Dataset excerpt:
►
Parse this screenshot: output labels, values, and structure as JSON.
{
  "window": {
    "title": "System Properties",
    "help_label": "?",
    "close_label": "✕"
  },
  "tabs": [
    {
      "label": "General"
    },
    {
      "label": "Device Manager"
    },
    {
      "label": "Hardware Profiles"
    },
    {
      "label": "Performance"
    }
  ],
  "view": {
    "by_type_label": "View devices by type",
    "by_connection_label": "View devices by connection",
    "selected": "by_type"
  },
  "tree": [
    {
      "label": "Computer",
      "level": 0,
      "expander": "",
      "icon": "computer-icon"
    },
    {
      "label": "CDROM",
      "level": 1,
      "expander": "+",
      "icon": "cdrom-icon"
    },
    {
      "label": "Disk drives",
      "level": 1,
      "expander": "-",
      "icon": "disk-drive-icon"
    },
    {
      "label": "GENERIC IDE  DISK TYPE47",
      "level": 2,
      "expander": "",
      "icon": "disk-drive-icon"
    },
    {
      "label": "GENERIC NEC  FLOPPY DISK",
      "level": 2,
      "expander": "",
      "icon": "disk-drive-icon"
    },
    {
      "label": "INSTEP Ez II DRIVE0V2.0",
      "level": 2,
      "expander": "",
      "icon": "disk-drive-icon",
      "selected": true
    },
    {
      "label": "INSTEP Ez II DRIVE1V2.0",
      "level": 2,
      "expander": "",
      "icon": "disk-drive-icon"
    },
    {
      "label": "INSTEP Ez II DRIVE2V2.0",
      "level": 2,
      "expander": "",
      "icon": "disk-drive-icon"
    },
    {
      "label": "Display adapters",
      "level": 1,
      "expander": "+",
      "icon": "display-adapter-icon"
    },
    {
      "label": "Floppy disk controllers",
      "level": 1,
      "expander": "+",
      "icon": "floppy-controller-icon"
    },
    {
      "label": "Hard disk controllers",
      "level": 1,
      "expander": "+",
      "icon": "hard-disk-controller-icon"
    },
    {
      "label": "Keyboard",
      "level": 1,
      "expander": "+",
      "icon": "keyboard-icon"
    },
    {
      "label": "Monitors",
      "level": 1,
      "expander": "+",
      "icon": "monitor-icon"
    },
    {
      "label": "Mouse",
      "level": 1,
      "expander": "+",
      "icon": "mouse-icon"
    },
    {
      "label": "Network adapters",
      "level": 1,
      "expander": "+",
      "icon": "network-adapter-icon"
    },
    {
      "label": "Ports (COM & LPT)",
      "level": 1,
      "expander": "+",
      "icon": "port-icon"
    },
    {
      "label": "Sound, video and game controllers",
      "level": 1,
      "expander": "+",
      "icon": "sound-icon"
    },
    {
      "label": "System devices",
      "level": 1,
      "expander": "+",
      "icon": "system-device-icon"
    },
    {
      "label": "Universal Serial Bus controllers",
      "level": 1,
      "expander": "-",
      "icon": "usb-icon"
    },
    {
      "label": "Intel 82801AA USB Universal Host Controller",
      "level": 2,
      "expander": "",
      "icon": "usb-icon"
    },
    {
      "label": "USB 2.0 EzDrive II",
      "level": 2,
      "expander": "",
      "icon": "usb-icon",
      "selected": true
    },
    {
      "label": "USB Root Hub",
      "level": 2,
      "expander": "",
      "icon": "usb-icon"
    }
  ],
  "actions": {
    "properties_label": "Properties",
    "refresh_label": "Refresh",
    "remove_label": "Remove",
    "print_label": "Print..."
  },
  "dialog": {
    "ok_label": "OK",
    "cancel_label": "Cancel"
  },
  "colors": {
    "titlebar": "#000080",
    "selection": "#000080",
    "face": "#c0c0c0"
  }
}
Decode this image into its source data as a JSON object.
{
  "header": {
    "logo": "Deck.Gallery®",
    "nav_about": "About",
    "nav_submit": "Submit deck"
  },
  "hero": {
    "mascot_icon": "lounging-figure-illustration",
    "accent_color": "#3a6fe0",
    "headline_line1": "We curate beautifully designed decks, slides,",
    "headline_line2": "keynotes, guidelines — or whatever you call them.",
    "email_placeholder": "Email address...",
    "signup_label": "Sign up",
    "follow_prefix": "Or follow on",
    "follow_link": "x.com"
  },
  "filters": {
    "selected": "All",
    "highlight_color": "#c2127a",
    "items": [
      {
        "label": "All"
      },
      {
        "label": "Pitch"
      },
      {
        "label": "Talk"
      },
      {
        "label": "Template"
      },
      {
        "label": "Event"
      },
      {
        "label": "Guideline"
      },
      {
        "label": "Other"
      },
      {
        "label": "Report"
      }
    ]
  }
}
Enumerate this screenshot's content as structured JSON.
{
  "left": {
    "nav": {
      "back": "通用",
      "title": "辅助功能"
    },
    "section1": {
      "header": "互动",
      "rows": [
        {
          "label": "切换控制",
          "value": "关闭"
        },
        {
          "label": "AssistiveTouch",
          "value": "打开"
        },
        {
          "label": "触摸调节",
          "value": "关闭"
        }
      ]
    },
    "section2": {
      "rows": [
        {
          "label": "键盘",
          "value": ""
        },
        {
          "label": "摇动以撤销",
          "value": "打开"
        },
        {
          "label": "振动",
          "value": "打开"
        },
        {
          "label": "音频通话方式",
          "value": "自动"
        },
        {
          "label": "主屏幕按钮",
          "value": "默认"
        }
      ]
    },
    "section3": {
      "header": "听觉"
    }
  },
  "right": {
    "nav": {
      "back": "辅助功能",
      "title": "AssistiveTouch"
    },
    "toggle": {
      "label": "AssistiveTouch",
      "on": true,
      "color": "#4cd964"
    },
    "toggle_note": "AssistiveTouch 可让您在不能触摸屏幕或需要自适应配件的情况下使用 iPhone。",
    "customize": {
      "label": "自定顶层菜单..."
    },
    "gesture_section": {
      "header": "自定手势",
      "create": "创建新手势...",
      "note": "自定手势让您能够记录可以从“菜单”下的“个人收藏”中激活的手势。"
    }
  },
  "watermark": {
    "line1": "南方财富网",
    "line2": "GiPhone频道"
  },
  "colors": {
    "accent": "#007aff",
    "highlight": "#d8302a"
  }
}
◄
Stated goal: Pick out and copy the lines of the material that include the word "this".

Written solution:
Parse this screenshot: output labels, values, and structure as JSON.
Decode this image into its source data as a JSON object.
Enumerate this screenshot's content as structured JSON.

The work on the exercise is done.